**Source data:**
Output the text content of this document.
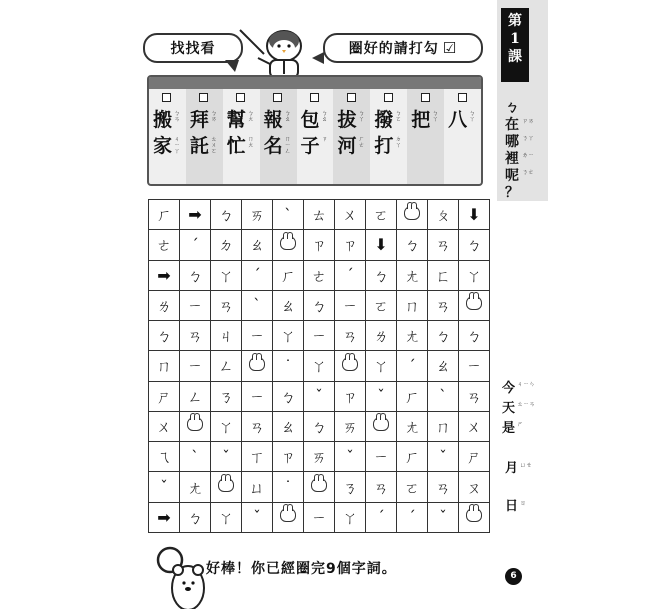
找找看	圈好的請打勾 ☑
搬 ㄅㄢ
家 ㄐㄧㄚ
拜 ㄅㄞ
託 ㄊㄨㄛ
幫 ㄅㄤ
忙 ㄇㄤ
報 ㄅㄠ
名 ㄇㄧㄥ
包 ㄅㄠ
子 ㄗ
拔 ㄅㄚ
河 ㄏㄜ
撥 ㄅㄛ
打 ㄉㄚ
把 ㄅㄚ 八 ㄅㄚ
ㄏ	➡	ㄅ	ㄞ	ˋ	ㄊ	ㄨ	ㄛ		ㄆ	⬇
ㄜ	ˊ	ㄉ	ㄠ		ㄗ	ㄗ	⬇	ㄅ	ㄢ	ㄅ
➡	ㄅ	ㄚ	ˊ	ㄏ	ㄜ	ˊ	ㄅ	ㄤ	ㄈ	ㄚ
ㄌ	ㄧ	ㄢ	ˋ	ㄠ	ㄅ	ㄧ	ㄛ	ㄇ	ㄢ	
ㄅ	ㄢ	ㄐ	ㄧ	ㄚ	ㄧ	ㄢ	ㄌ	ㄤ	ㄅ	ㄅ
ㄇ	ㄧ	ㄥ		˙	ㄚ		ㄚ	ˊ	ㄠ	ㄧ
ㄕ	ㄥ	ㄋ	ㄧ	ㄅ	ˇ	ㄗ	ˇ	ㄏ	ˋ	ㄢ
ㄨ		ㄚ	ㄢ	ㄠ	ㄅ	ㄞ		ㄤ	ㄇ	ㄨ
ㄟ	ˋ	ˇ	ㄒ	ㄗ	ㄞ	ˇ	ㄧ	ㄏ	ˇ	ㄕ
ˇ	ㄤ		ㄩ	˙		ㄋ	ㄢ	ㄛ	ㄢ	ㄡ
➡	ㄅ	ㄚ	ˇ		ㄧ	ㄚ	ˊ	ˊ	ˇ	
第
1
課
ㄅ
在 ㄗㄞ
哪 ㄋㄚ
裡 ㄌㄧ
呢 ㄋㄜ
？
今 ㄐㄧㄣ
天 ㄊㄧㄢ
是 ㄕ
月 ㄩㄝ
日 ㄖ
好棒！你已經圈完9個字詞。	6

**Direction:**
Skip the pictures and transcribe the rest of the records exactly.

**Full answer:**
Output the text content of this document.
找找看	圈好的請打勾 ☑
搬 ㄅㄢ
家 ㄐㄧㄚ
拜 ㄅㄞ
託 ㄊㄨㄛ
幫 ㄅㄤ
忙 ㄇㄤ
報 ㄅㄠ
名 ㄇㄧㄥ
包 ㄅㄠ
子 ㄗ
拔 ㄅㄚ
河 ㄏㄜ
撥 ㄅㄛ
打 ㄉㄚ
把 ㄅㄚ 八 ㄅㄚ
ㄏ	➡	ㄅ	ㄞ	ˋ	ㄊ	ㄨ	ㄛ		ㄆ	⬇
ㄜ	ˊ	ㄉ	ㄠ		ㄗ	ㄗ	⬇	ㄅ	ㄢ	ㄅ
➡	ㄅ	ㄚ	ˊ	ㄏ	ㄜ	ˊ	ㄅ	ㄤ	ㄈ	ㄚ
ㄌ	ㄧ	ㄢ	ˋ	ㄠ	ㄅ	ㄧ	ㄛ	ㄇ	ㄢ	
ㄅ	ㄢ	ㄐ	ㄧ	ㄚ	ㄧ	ㄢ	ㄌ	ㄤ	ㄅ	ㄅ
ㄇ	ㄧ	ㄥ		˙	ㄚ		ㄚ	ˊ	ㄠ	ㄧ
ㄕ	ㄥ	ㄋ	ㄧ	ㄅ	ˇ	ㄗ	ˇ	ㄏ	ˋ	ㄢ
ㄨ		ㄚ	ㄢ	ㄠ	ㄅ	ㄞ		ㄤ	ㄇ	ㄨ
ㄟ	ˋ	ˇ	ㄒ	ㄗ	ㄞ	ˇ	ㄧ	ㄏ	ˇ	ㄕ
ˇ	ㄤ		ㄩ	˙		ㄋ	ㄢ	ㄛ	ㄢ	ㄡ
➡	ㄅ	ㄚ	ˇ		ㄧ	ㄚ	ˊ	ˊ	ˇ	
第
1
課
ㄅ
在 ㄗㄞ
哪 ㄋㄚ
裡 ㄌㄧ
呢 ㄋㄜ
？
今 ㄐㄧㄣ
天 ㄊㄧㄢ
是 ㄕ
月 ㄩㄝ
日 ㄖ
好棒！你已經圈完9個字詞。	6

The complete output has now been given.